++++ Raw records
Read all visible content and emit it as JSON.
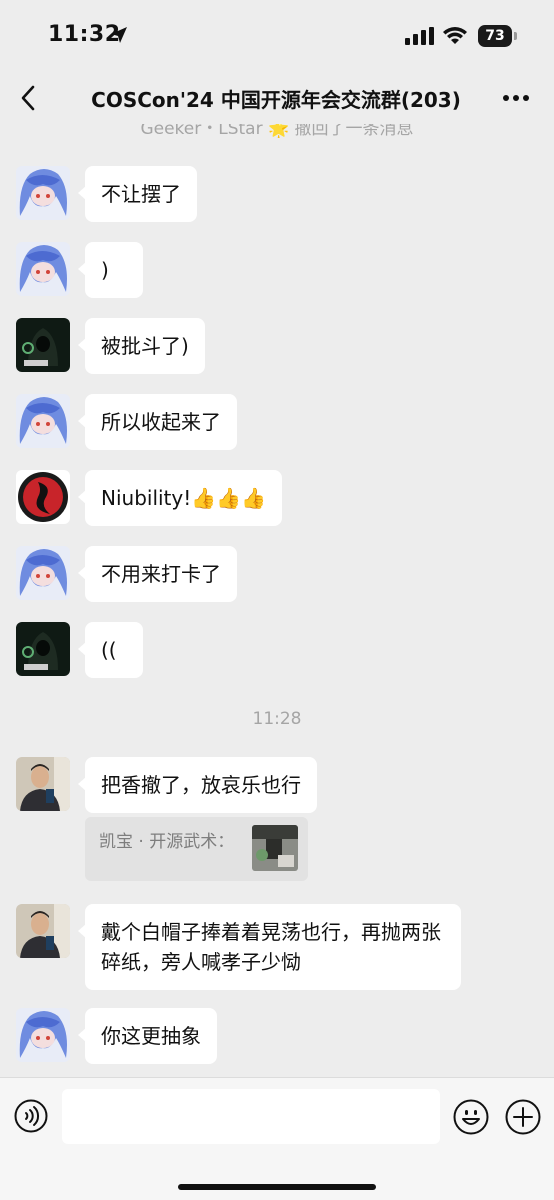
{
  "status_bar": {
    "time": "11:32",
    "battery": "73"
  },
  "header": {
    "title": "COSCon'24 中国开源年会交流群(203)"
  },
  "recall_notice": "Geeker・LStar 🌟 撤回了一条消息",
  "messages": [
    {
      "text": "不让摆了",
      "avatar": "anime-blue-hair-avatar"
    },
    {
      "text": ")",
      "avatar": "anime-blue-hair-avatar"
    },
    {
      "text": "被批斗了)",
      "avatar": "hooded-hacker-avatar"
    },
    {
      "text": "所以收起来了",
      "avatar": "anime-blue-hair-avatar"
    },
    {
      "text": "Niubility!👍👍👍",
      "avatar": "red-circle-logo-avatar"
    },
    {
      "text": "不用来打卡了",
      "avatar": "anime-blue-hair-avatar"
    },
    {
      "text": "((",
      "avatar": "hooded-hacker-avatar"
    },
    {
      "text": "把香撤了，放哀乐也行",
      "avatar": "man-photo-avatar"
    },
    {
      "text": "戴个白帽子捧着着晃荡也行，再抛两张碎纸，旁人喊孝子少恸",
      "avatar": "man-photo-avatar"
    },
    {
      "text": "你这更抽象",
      "avatar": "anime-blue-hair-avatar"
    }
  ],
  "time_divider": "11:28",
  "quote": {
    "text": "凯宝 · 开源武术："
  },
  "input": {
    "placeholder": ""
  },
  "colors": {
    "background": "#ededed",
    "bubble": "#ffffff",
    "meta_text": "#a5a5a5"
  }
}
++++++++
Task goal: Give back the whole listing as it stands, minus its pictures.

Complete output:
Read all visible content and emit it as JSON.
{
  "status_bar": {
    "time": "11:32",
    "battery": "73"
  },
  "header": {
    "title": "COSCon'24 中国开源年会交流群(203)"
  },
  "recall_notice": "Geeker・LStar 🌟 撤回了一条消息",
  "messages": [
    {
      "text": "不让摆了",
      "avatar": "anime-blue-hair-avatar"
    },
    {
      "text": ")",
      "avatar": "anime-blue-hair-avatar"
    },
    {
      "text": "被批斗了)",
      "avatar": "hooded-hacker-avatar"
    },
    {
      "text": "所以收起来了",
      "avatar": "anime-blue-hair-avatar"
    },
    {
      "text": "Niubility!👍👍👍",
      "avatar": "red-circle-logo-avatar"
    },
    {
      "text": "不用来打卡了",
      "avatar": "anime-blue-hair-avatar"
    },
    {
      "text": "((",
      "avatar": "hooded-hacker-avatar"
    },
    {
      "text": "把香撤了，放哀乐也行",
      "avatar": "man-photo-avatar"
    },
    {
      "text": "戴个白帽子捧着着晃荡也行，再抛两张碎纸，旁人喊孝子少恸",
      "avatar": "man-photo-avatar"
    },
    {
      "text": "你这更抽象",
      "avatar": "anime-blue-hair-avatar"
    }
  ],
  "time_divider": "11:28",
  "quote": {
    "text": "凯宝 · 开源武术："
  },
  "input": {
    "placeholder": ""
  },
  "colors": {
    "background": "#ededed",
    "bubble": "#ffffff",
    "meta_text": "#a5a5a5"
  }
}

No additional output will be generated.